What you will do
Omit the pictures, then reproduce every remaining record exactly.

Records for the task

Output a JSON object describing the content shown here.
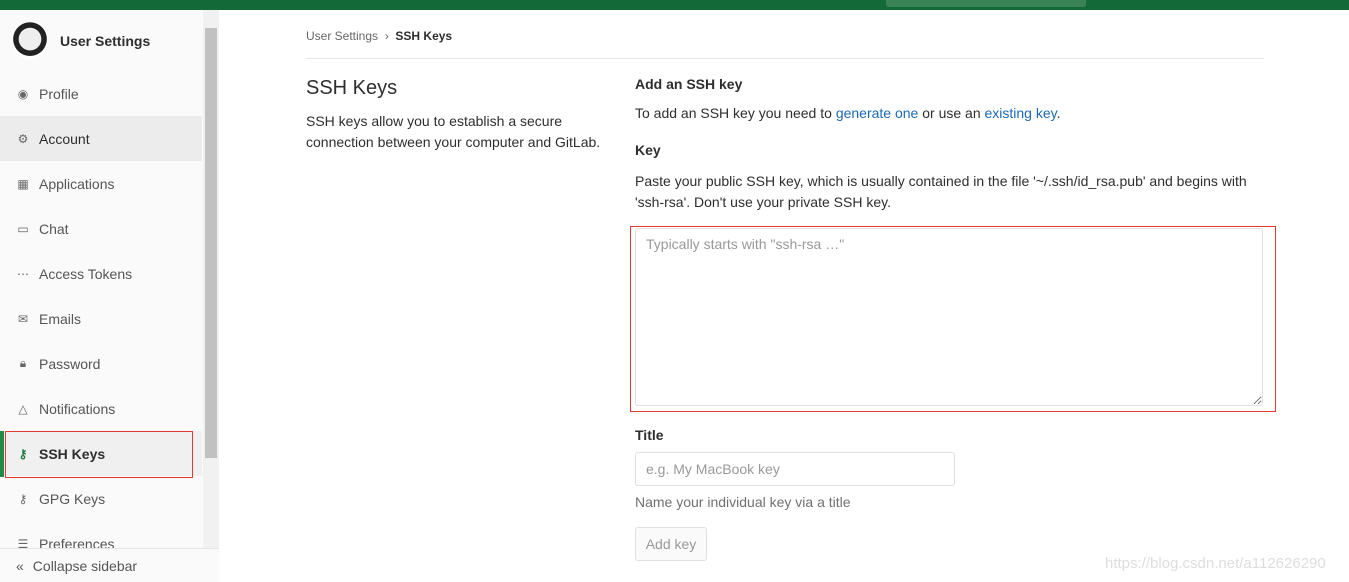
{
  "sidebar": {
    "title": "User Settings",
    "items": [
      {
        "label": "Profile",
        "icon": "profile-icon"
      },
      {
        "label": "Account",
        "icon": "account-icon"
      },
      {
        "label": "Applications",
        "icon": "applications-icon"
      },
      {
        "label": "Chat",
        "icon": "chat-icon"
      },
      {
        "label": "Access Tokens",
        "icon": "token-icon"
      },
      {
        "label": "Emails",
        "icon": "email-icon"
      },
      {
        "label": "Password",
        "icon": "lock-icon"
      },
      {
        "label": "Notifications",
        "icon": "bell-icon"
      },
      {
        "label": "SSH Keys",
        "icon": "key-icon"
      },
      {
        "label": "GPG Keys",
        "icon": "key-icon"
      },
      {
        "label": "Preferences",
        "icon": "sliders-icon"
      }
    ],
    "collapse": "Collapse sidebar",
    "active": "SSH Keys"
  },
  "breadcrumb": {
    "parent": "User Settings",
    "current": "SSH Keys"
  },
  "section": {
    "title": "SSH Keys",
    "description": "SSH keys allow you to establish a secure connection between your computer and GitLab."
  },
  "form": {
    "add_heading": "Add an SSH key",
    "intro_pre": "To add an SSH key you need to ",
    "link1": "generate one",
    "intro_mid": " or use an ",
    "link2": "existing key",
    "intro_post": ".",
    "key_label": "Key",
    "key_help": "Paste your public SSH key, which is usually contained in the file '~/.ssh/id_rsa.pub' and begins with 'ssh-rsa'. Don't use your private SSH key.",
    "key_placeholder": "Typically starts with \"ssh-rsa …\"",
    "key_value": "",
    "title_label": "Title",
    "title_placeholder": "e.g. My MacBook key",
    "title_value": "",
    "title_help": "Name your individual key via a title",
    "submit": "Add key"
  },
  "watermark": "https://blog.csdn.net/a112626290",
  "colors": {
    "header": "#136a38",
    "active": "#1f8a4a",
    "highlight": "#e53935",
    "link": "#1b69b6"
  }
}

Exercise output
Output a JSON object describing the content shown here.
{
  "sidebar": {
    "title": "User Settings",
    "items": [
      {
        "label": "Profile",
        "icon": "profile-icon"
      },
      {
        "label": "Account",
        "icon": "account-icon"
      },
      {
        "label": "Applications",
        "icon": "applications-icon"
      },
      {
        "label": "Chat",
        "icon": "chat-icon"
      },
      {
        "label": "Access Tokens",
        "icon": "token-icon"
      },
      {
        "label": "Emails",
        "icon": "email-icon"
      },
      {
        "label": "Password",
        "icon": "lock-icon"
      },
      {
        "label": "Notifications",
        "icon": "bell-icon"
      },
      {
        "label": "SSH Keys",
        "icon": "key-icon"
      },
      {
        "label": "GPG Keys",
        "icon": "key-icon"
      },
      {
        "label": "Preferences",
        "icon": "sliders-icon"
      }
    ],
    "collapse": "Collapse sidebar",
    "active": "SSH Keys"
  },
  "breadcrumb": {
    "parent": "User Settings",
    "current": "SSH Keys"
  },
  "section": {
    "title": "SSH Keys",
    "description": "SSH keys allow you to establish a secure connection between your computer and GitLab."
  },
  "form": {
    "add_heading": "Add an SSH key",
    "intro_pre": "To add an SSH key you need to ",
    "link1": "generate one",
    "intro_mid": " or use an ",
    "link2": "existing key",
    "intro_post": ".",
    "key_label": "Key",
    "key_help": "Paste your public SSH key, which is usually contained in the file '~/.ssh/id_rsa.pub' and begins with 'ssh-rsa'. Don't use your private SSH key.",
    "key_placeholder": "Typically starts with \"ssh-rsa …\"",
    "key_value": "",
    "title_label": "Title",
    "title_placeholder": "e.g. My MacBook key",
    "title_value": "",
    "title_help": "Name your individual key via a title",
    "submit": "Add key"
  },
  "watermark": "https://blog.csdn.net/a112626290",
  "colors": {
    "header": "#136a38",
    "active": "#1f8a4a",
    "highlight": "#e53935",
    "link": "#1b69b6"
  }
}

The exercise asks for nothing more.